[Recorded information — start]

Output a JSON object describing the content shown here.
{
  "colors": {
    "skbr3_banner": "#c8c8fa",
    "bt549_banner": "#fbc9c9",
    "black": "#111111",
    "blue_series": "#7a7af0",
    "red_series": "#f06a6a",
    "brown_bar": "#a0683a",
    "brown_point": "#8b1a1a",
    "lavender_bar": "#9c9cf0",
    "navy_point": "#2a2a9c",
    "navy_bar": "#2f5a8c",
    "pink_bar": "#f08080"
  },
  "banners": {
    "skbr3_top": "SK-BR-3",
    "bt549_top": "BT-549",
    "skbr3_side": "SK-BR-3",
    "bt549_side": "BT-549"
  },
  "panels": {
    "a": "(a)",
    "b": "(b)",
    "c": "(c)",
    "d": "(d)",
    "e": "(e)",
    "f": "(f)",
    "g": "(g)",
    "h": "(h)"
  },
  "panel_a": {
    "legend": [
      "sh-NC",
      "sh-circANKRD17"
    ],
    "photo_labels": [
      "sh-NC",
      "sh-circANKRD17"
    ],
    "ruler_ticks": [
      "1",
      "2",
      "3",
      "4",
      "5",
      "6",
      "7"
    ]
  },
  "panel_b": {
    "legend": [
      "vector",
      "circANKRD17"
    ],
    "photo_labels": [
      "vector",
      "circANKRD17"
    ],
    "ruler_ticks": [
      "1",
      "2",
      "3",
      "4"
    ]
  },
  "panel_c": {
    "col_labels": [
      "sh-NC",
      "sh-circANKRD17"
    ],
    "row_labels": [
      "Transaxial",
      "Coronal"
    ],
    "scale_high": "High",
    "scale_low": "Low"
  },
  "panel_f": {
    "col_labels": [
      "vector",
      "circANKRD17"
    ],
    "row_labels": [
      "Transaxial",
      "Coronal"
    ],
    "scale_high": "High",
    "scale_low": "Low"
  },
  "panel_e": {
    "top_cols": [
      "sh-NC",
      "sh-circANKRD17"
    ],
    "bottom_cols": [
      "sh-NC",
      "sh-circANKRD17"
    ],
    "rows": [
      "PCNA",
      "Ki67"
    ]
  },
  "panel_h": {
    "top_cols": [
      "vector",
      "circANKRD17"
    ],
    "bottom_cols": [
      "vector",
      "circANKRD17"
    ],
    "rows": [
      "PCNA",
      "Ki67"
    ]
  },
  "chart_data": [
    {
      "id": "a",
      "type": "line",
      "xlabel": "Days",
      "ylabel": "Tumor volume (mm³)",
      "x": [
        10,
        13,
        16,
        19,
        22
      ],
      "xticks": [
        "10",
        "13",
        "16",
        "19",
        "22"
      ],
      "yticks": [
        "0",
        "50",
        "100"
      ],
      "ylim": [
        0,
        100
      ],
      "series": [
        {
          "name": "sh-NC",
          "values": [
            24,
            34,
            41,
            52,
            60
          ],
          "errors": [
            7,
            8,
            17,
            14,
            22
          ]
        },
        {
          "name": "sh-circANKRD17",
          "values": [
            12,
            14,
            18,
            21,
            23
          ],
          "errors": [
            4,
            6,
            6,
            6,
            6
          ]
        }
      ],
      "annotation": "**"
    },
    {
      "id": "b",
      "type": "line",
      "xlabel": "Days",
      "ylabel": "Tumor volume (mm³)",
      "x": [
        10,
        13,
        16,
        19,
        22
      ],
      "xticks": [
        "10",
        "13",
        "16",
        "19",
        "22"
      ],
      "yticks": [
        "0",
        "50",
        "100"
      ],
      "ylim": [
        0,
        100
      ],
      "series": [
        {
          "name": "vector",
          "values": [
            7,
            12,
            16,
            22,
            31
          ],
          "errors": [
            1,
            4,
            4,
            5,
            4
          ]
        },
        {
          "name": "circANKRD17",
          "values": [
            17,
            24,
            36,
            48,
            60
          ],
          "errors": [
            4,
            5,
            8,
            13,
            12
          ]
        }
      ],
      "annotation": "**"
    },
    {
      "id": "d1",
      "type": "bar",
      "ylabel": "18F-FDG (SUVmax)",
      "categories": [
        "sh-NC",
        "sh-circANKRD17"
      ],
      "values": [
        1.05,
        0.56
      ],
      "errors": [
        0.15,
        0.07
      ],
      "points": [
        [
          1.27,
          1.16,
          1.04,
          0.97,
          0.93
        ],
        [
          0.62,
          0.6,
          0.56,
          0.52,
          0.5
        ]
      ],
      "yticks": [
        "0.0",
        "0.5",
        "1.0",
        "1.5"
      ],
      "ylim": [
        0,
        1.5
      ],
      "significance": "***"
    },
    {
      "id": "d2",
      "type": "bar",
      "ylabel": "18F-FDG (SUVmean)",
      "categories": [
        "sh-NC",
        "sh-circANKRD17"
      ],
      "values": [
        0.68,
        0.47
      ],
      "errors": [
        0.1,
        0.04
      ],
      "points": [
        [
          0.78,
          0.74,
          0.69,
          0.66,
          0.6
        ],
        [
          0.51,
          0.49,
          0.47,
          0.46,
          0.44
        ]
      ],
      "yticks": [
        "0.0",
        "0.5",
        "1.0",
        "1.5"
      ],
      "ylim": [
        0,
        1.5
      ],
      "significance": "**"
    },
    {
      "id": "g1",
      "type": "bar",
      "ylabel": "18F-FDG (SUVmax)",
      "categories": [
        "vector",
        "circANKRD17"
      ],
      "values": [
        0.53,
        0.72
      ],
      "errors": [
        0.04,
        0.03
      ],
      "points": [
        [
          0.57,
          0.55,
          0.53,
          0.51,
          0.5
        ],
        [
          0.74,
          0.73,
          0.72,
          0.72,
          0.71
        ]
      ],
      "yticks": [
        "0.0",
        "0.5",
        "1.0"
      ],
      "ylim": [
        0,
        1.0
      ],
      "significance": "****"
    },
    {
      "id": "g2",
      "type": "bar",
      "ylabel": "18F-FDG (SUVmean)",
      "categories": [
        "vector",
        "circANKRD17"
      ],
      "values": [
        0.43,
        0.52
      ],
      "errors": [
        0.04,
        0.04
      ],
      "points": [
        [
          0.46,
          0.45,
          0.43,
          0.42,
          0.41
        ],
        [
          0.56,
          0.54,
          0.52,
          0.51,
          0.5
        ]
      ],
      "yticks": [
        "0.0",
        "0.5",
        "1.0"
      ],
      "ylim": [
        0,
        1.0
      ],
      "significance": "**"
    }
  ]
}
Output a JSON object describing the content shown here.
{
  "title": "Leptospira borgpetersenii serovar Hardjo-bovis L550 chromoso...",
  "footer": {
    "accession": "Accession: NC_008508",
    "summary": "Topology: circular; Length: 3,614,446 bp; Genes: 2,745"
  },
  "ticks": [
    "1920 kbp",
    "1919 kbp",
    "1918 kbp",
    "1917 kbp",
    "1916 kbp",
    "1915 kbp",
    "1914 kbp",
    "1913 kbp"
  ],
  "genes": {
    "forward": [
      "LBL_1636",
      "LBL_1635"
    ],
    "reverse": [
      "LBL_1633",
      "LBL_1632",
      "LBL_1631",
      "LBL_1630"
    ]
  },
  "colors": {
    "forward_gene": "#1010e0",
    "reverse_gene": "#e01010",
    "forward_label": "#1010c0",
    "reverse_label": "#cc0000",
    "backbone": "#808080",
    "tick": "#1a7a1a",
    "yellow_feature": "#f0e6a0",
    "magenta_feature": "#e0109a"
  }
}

[Recorded information — finish]

## Work instruction
Until the last line is reached, keep transcribing the data exactly.

## Task response
Output a JSON object describing the content shown here.
{
  "colors": {
    "skbr3_banner": "#c8c8fa",
    "bt549_banner": "#fbc9c9",
    "black": "#111111",
    "blue_series": "#7a7af0",
    "red_series": "#f06a6a",
    "brown_bar": "#a0683a",
    "brown_point": "#8b1a1a",
    "lavender_bar": "#9c9cf0",
    "navy_point": "#2a2a9c",
    "navy_bar": "#2f5a8c",
    "pink_bar": "#f08080"
  },
  "banners": {
    "skbr3_top": "SK-BR-3",
    "bt549_top": "BT-549",
    "skbr3_side": "SK-BR-3",
    "bt549_side": "BT-549"
  },
  "panels": {
    "a": "(a)",
    "b": "(b)",
    "c": "(c)",
    "d": "(d)",
    "e": "(e)",
    "f": "(f)",
    "g": "(g)",
    "h": "(h)"
  },
  "panel_a": {
    "legend": [
      "sh-NC",
      "sh-circANKRD17"
    ],
    "photo_labels": [
      "sh-NC",
      "sh-circANKRD17"
    ],
    "ruler_ticks": [
      "1",
      "2",
      "3",
      "4",
      "5",
      "6",
      "7"
    ]
  },
  "panel_b": {
    "legend": [
      "vector",
      "circANKRD17"
    ],
    "photo_labels": [
      "vector",
      "circANKRD17"
    ],
    "ruler_ticks": [
      "1",
      "2",
      "3",
      "4"
    ]
  },
  "panel_c": {
    "col_labels": [
      "sh-NC",
      "sh-circANKRD17"
    ],
    "row_labels": [
      "Transaxial",
      "Coronal"
    ],
    "scale_high": "High",
    "scale_low": "Low"
  },
  "panel_f": {
    "col_labels": [
      "vector",
      "circANKRD17"
    ],
    "row_labels": [
      "Transaxial",
      "Coronal"
    ],
    "scale_high": "High",
    "scale_low": "Low"
  },
  "panel_e": {
    "top_cols": [
      "sh-NC",
      "sh-circANKRD17"
    ],
    "bottom_cols": [
      "sh-NC",
      "sh-circANKRD17"
    ],
    "rows": [
      "PCNA",
      "Ki67"
    ]
  },
  "panel_h": {
    "top_cols": [
      "vector",
      "circANKRD17"
    ],
    "bottom_cols": [
      "vector",
      "circANKRD17"
    ],
    "rows": [
      "PCNA",
      "Ki67"
    ]
  },
  "chart_data": [
    {
      "id": "a",
      "type": "line",
      "xlabel": "Days",
      "ylabel": "Tumor volume (mm³)",
      "x": [
        10,
        13,
        16,
        19,
        22
      ],
      "xticks": [
        "10",
        "13",
        "16",
        "19",
        "22"
      ],
      "yticks": [
        "0",
        "50",
        "100"
      ],
      "ylim": [
        0,
        100
      ],
      "series": [
        {
          "name": "sh-NC",
          "values": [
            24,
            34,
            41,
            52,
            60
          ],
          "errors": [
            7,
            8,
            17,
            14,
            22
          ]
        },
        {
          "name": "sh-circANKRD17",
          "values": [
            12,
            14,
            18,
            21,
            23
          ],
          "errors": [
            4,
            6,
            6,
            6,
            6
          ]
        }
      ],
      "annotation": "**"
    },
    {
      "id": "b",
      "type": "line",
      "xlabel": "Days",
      "ylabel": "Tumor volume (mm³)",
      "x": [
        10,
        13,
        16,
        19,
        22
      ],
      "xticks": [
        "10",
        "13",
        "16",
        "19",
        "22"
      ],
      "yticks": [
        "0",
        "50",
        "100"
      ],
      "ylim": [
        0,
        100
      ],
      "series": [
        {
          "name": "vector",
          "values": [
            7,
            12,
            16,
            22,
            31
          ],
          "errors": [
            1,
            4,
            4,
            5,
            4
          ]
        },
        {
          "name": "circANKRD17",
          "values": [
            17,
            24,
            36,
            48,
            60
          ],
          "errors": [
            4,
            5,
            8,
            13,
            12
          ]
        }
      ],
      "annotation": "**"
    },
    {
      "id": "d1",
      "type": "bar",
      "ylabel": "18F-FDG (SUVmax)",
      "categories": [
        "sh-NC",
        "sh-circANKRD17"
      ],
      "values": [
        1.05,
        0.56
      ],
      "errors": [
        0.15,
        0.07
      ],
      "points": [
        [
          1.27,
          1.16,
          1.04,
          0.97,
          0.93
        ],
        [
          0.62,
          0.6,
          0.56,
          0.52,
          0.5
        ]
      ],
      "yticks": [
        "0.0",
        "0.5",
        "1.0",
        "1.5"
      ],
      "ylim": [
        0,
        1.5
      ],
      "significance": "***"
    },
    {
      "id": "d2",
      "type": "bar",
      "ylabel": "18F-FDG (SUVmean)",
      "categories": [
        "sh-NC",
        "sh-circANKRD17"
      ],
      "values": [
        0.68,
        0.47
      ],
      "errors": [
        0.1,
        0.04
      ],
      "points": [
        [
          0.78,
          0.74,
          0.69,
          0.66,
          0.6
        ],
        [
          0.51,
          0.49,
          0.47,
          0.46,
          0.44
        ]
      ],
      "yticks": [
        "0.0",
        "0.5",
        "1.0",
        "1.5"
      ],
      "ylim": [
        0,
        1.5
      ],
      "significance": "**"
    },
    {
      "id": "g1",
      "type": "bar",
      "ylabel": "18F-FDG (SUVmax)",
      "categories": [
        "vector",
        "circANKRD17"
      ],
      "values": [
        0.53,
        0.72
      ],
      "errors": [
        0.04,
        0.03
      ],
      "points": [
        [
          0.57,
          0.55,
          0.53,
          0.51,
          0.5
        ],
        [
          0.74,
          0.73,
          0.72,
          0.72,
          0.71
        ]
      ],
      "yticks": [
        "0.0",
        "0.5",
        "1.0"
      ],
      "ylim": [
        0,
        1.0
      ],
      "significance": "****"
    },
    {
      "id": "g2",
      "type": "bar",
      "ylabel": "18F-FDG (SUVmean)",
      "categories": [
        "vector",
        "circANKRD17"
      ],
      "values": [
        0.43,
        0.52
      ],
      "errors": [
        0.04,
        0.04
      ],
      "points": [
        [
          0.46,
          0.45,
          0.43,
          0.42,
          0.41
        ],
        [
          0.56,
          0.54,
          0.52,
          0.51,
          0.5
        ]
      ],
      "yticks": [
        "0.0",
        "0.5",
        "1.0"
      ],
      "ylim": [
        0,
        1.0
      ],
      "significance": "**"
    }
  ]
}
Output a JSON object describing the content shown here.
{
  "title": "Leptospira borgpetersenii serovar Hardjo-bovis L550 chromoso...",
  "footer": {
    "accession": "Accession: NC_008508",
    "summary": "Topology: circular; Length: 3,614,446 bp; Genes: 2,745"
  },
  "ticks": [
    "1920 kbp",
    "1919 kbp",
    "1918 kbp",
    "1917 kbp",
    "1916 kbp",
    "1915 kbp",
    "1914 kbp",
    "1913 kbp"
  ],
  "genes": {
    "forward": [
      "LBL_1636",
      "LBL_1635"
    ],
    "reverse": [
      "LBL_1633",
      "LBL_1632",
      "LBL_1631",
      "LBL_1630"
    ]
  },
  "colors": {
    "forward_gene": "#1010e0",
    "reverse_gene": "#e01010",
    "forward_label": "#1010c0",
    "reverse_label": "#cc0000",
    "backbone": "#808080",
    "tick": "#1a7a1a",
    "yellow_feature": "#f0e6a0",
    "magenta_feature": "#e0109a"
  }
}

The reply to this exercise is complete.